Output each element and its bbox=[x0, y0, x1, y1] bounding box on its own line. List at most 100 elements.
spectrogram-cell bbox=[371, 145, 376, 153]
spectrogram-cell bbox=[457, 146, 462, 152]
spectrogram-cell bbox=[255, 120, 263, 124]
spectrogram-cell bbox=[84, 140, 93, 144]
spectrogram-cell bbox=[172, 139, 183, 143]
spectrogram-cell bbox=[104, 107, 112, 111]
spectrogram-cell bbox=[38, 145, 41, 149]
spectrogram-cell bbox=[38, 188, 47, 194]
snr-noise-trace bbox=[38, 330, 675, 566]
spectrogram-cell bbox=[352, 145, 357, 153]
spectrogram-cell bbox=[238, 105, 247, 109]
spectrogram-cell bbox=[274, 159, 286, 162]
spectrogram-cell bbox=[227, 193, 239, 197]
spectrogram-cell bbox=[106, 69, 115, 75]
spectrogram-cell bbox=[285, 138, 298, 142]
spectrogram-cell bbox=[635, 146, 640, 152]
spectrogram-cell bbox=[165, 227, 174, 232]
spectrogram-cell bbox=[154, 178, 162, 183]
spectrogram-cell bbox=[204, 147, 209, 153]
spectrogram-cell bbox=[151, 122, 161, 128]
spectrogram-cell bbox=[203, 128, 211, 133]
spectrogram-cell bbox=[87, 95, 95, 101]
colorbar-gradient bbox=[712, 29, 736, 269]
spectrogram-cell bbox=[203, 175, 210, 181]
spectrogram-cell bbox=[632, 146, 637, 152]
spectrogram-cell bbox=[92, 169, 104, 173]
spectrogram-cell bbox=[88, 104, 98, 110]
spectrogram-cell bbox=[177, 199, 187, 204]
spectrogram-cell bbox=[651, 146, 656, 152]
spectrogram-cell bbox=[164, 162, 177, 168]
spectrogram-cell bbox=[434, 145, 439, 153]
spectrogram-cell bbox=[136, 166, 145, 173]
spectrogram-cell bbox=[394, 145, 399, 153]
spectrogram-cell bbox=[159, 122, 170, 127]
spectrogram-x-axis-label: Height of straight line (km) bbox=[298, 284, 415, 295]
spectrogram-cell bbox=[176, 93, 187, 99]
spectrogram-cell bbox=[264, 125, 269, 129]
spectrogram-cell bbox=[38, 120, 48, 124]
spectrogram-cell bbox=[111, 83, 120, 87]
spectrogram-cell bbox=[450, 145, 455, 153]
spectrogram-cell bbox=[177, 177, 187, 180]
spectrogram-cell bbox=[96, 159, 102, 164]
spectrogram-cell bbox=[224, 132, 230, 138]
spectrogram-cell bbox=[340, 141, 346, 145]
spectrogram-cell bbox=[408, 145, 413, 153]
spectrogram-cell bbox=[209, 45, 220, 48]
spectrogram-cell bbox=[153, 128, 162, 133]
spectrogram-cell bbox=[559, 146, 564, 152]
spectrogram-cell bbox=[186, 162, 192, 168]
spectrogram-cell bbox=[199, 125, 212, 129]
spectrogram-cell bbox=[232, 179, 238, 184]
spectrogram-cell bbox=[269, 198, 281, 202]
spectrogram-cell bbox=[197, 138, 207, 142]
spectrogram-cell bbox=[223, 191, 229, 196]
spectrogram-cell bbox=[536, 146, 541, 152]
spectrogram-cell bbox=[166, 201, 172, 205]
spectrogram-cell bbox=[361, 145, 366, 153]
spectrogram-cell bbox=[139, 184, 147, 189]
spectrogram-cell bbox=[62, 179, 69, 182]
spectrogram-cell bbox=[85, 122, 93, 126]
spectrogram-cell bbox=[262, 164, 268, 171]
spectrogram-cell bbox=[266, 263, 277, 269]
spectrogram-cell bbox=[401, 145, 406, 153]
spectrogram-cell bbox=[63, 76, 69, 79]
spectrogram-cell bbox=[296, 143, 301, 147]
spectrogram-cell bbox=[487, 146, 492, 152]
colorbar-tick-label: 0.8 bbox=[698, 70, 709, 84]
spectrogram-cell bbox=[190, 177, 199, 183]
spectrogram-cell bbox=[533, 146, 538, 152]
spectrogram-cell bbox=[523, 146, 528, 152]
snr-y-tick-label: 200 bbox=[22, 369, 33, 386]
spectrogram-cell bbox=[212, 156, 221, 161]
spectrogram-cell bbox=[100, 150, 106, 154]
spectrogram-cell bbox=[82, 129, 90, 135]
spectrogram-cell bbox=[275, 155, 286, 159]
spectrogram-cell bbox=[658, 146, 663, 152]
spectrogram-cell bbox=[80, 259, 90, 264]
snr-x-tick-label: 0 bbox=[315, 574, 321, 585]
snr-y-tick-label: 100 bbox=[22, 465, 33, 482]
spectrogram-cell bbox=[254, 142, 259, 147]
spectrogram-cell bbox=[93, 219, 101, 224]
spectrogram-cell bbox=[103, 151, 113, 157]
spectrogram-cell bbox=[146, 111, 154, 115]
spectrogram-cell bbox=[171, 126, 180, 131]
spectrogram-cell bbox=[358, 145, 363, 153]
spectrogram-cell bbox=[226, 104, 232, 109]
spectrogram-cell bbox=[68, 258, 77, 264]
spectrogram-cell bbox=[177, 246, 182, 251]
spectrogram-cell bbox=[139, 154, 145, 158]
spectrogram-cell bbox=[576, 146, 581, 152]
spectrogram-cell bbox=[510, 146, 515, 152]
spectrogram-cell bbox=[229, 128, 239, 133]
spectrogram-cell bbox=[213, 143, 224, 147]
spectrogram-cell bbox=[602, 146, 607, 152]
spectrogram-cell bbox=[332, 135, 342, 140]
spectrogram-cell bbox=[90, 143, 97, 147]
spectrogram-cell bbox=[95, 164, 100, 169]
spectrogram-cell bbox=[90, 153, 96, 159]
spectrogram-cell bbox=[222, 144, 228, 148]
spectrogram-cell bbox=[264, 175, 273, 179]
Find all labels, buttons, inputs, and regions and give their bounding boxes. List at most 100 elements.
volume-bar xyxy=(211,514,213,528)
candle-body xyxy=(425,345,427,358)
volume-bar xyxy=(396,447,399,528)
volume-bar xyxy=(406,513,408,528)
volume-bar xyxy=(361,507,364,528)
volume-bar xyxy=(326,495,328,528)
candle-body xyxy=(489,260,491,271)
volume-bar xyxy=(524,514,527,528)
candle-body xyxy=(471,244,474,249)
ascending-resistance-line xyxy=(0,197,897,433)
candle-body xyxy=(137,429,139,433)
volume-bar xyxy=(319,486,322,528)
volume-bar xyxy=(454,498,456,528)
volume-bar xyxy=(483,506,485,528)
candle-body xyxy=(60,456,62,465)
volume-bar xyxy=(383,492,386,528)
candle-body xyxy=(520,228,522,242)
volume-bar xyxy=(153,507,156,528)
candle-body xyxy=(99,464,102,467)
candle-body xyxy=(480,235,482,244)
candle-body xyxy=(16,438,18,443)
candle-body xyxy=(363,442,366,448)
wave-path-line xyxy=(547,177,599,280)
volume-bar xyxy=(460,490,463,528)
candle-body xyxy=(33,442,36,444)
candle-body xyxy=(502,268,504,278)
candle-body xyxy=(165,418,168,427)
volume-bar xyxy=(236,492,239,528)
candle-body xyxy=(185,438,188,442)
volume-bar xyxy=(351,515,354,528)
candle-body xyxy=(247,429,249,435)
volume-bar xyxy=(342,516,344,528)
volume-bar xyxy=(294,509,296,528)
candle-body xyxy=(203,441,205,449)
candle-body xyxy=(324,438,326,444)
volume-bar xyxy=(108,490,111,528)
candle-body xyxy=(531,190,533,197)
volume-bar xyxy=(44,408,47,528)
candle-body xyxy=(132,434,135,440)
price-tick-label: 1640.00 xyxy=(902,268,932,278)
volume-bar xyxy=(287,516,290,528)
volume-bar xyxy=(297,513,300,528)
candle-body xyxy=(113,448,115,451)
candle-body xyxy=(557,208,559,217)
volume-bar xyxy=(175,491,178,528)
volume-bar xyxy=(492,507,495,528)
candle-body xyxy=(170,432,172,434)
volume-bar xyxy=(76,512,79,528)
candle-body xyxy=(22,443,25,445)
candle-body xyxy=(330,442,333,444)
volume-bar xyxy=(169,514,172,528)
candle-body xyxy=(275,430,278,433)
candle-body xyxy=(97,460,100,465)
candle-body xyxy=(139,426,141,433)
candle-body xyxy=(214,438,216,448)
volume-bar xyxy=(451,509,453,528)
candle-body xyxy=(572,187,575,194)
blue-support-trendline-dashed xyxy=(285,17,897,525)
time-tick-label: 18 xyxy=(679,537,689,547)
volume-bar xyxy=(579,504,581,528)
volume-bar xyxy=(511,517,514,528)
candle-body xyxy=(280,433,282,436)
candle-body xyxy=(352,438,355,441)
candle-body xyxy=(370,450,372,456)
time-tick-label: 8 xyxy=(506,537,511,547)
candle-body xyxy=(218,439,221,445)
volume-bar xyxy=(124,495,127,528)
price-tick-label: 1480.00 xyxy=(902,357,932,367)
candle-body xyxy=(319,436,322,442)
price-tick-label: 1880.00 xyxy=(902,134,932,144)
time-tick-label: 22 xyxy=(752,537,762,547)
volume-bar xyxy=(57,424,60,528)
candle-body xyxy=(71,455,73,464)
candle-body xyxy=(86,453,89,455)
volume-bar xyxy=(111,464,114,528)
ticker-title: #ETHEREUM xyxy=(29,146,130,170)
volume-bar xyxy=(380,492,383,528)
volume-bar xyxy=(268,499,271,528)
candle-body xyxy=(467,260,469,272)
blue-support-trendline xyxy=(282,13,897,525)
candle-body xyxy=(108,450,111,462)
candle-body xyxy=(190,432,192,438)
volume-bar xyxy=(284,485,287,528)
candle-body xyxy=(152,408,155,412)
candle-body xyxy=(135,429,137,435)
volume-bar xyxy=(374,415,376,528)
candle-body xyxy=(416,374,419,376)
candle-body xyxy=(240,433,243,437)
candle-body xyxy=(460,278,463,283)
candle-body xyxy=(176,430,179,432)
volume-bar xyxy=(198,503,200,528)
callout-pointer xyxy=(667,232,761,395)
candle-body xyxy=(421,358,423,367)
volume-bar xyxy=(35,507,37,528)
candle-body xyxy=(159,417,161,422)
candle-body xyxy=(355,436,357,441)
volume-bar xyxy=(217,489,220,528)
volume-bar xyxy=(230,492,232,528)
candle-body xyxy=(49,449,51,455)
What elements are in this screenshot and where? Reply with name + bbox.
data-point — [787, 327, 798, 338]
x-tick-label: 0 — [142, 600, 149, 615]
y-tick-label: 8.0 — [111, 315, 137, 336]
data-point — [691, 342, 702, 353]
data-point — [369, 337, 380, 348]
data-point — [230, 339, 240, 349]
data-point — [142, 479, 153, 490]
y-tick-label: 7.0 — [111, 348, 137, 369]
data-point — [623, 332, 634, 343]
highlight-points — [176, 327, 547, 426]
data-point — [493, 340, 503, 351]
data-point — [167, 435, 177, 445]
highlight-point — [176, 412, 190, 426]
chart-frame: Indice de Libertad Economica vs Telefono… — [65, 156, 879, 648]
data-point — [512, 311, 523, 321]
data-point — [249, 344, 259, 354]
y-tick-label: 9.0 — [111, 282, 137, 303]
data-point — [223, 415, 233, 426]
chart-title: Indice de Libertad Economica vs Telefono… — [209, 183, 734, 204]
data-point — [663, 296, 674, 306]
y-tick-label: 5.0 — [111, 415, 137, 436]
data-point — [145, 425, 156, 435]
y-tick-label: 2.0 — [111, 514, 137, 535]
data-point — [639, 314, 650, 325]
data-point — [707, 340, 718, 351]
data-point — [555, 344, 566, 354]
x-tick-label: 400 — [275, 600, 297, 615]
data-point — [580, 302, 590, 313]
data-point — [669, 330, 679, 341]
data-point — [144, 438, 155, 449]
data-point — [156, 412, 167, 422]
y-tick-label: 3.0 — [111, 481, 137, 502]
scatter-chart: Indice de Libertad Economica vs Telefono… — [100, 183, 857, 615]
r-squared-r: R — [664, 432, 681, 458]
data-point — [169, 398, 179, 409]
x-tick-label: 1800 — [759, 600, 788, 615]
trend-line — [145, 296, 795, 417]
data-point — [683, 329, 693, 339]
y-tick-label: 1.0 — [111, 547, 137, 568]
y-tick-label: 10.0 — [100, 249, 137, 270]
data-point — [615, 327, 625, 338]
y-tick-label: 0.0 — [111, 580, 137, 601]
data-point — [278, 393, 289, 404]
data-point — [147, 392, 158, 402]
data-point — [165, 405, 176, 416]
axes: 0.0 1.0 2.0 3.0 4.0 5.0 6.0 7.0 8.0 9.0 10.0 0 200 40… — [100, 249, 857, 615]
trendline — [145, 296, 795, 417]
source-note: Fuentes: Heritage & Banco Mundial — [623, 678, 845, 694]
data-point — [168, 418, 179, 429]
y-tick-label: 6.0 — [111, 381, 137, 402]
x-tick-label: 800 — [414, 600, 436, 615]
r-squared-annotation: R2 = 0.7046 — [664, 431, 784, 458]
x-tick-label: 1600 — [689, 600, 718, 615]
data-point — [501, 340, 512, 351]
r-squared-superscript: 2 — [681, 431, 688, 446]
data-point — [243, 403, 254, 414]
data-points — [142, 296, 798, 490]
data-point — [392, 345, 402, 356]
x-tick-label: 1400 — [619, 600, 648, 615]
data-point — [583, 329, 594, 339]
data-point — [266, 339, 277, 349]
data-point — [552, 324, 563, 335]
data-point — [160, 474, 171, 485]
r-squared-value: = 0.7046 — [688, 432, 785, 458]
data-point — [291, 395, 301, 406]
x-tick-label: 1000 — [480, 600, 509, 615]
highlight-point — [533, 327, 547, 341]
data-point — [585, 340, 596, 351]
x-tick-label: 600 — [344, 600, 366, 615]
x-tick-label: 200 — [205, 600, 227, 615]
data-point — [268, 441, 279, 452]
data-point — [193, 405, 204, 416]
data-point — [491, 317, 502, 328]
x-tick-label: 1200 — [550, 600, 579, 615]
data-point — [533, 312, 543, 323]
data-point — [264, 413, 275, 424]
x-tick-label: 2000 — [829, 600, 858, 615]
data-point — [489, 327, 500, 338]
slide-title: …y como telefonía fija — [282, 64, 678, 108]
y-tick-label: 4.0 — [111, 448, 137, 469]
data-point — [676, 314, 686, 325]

● ● ●

▸ Given problem
Starting at the beginning of the data and going on through the line that contains "spectrogram-cell bbox=[96, 159, 102, 164]", write those lines out again with "spectrogram-cell" swapped for "heatmap-cell" and everything else left the same.

▸ Answer to this exercise
Output each element and its bbox=[x0, y0, x1, y1] bounding box on its own line. List at most 100 elements.
heatmap-cell bbox=[371, 145, 376, 153]
heatmap-cell bbox=[457, 146, 462, 152]
heatmap-cell bbox=[255, 120, 263, 124]
heatmap-cell bbox=[84, 140, 93, 144]
heatmap-cell bbox=[172, 139, 183, 143]
heatmap-cell bbox=[104, 107, 112, 111]
heatmap-cell bbox=[38, 145, 41, 149]
heatmap-cell bbox=[38, 188, 47, 194]
snr-noise-trace bbox=[38, 330, 675, 566]
heatmap-cell bbox=[352, 145, 357, 153]
heatmap-cell bbox=[238, 105, 247, 109]
heatmap-cell bbox=[274, 159, 286, 162]
heatmap-cell bbox=[227, 193, 239, 197]
heatmap-cell bbox=[106, 69, 115, 75]
heatmap-cell bbox=[285, 138, 298, 142]
heatmap-cell bbox=[635, 146, 640, 152]
heatmap-cell bbox=[165, 227, 174, 232]
heatmap-cell bbox=[154, 178, 162, 183]
heatmap-cell bbox=[204, 147, 209, 153]
heatmap-cell bbox=[151, 122, 161, 128]
heatmap-cell bbox=[203, 128, 211, 133]
heatmap-cell bbox=[87, 95, 95, 101]
colorbar-gradient bbox=[712, 29, 736, 269]
heatmap-cell bbox=[203, 175, 210, 181]
heatmap-cell bbox=[632, 146, 637, 152]
heatmap-cell bbox=[92, 169, 104, 173]
heatmap-cell bbox=[88, 104, 98, 110]
heatmap-cell bbox=[177, 199, 187, 204]
heatmap-cell bbox=[651, 146, 656, 152]
heatmap-cell bbox=[164, 162, 177, 168]
heatmap-cell bbox=[434, 145, 439, 153]
heatmap-cell bbox=[136, 166, 145, 173]
heatmap-cell bbox=[394, 145, 399, 153]
heatmap-cell bbox=[159, 122, 170, 127]
spectrogram-x-axis-label: Height of straight line (km) bbox=[298, 284, 415, 295]
heatmap-cell bbox=[176, 93, 187, 99]
heatmap-cell bbox=[264, 125, 269, 129]
heatmap-cell bbox=[38, 120, 48, 124]
heatmap-cell bbox=[111, 83, 120, 87]
heatmap-cell bbox=[450, 145, 455, 153]
heatmap-cell bbox=[177, 177, 187, 180]
heatmap-cell bbox=[96, 159, 102, 164]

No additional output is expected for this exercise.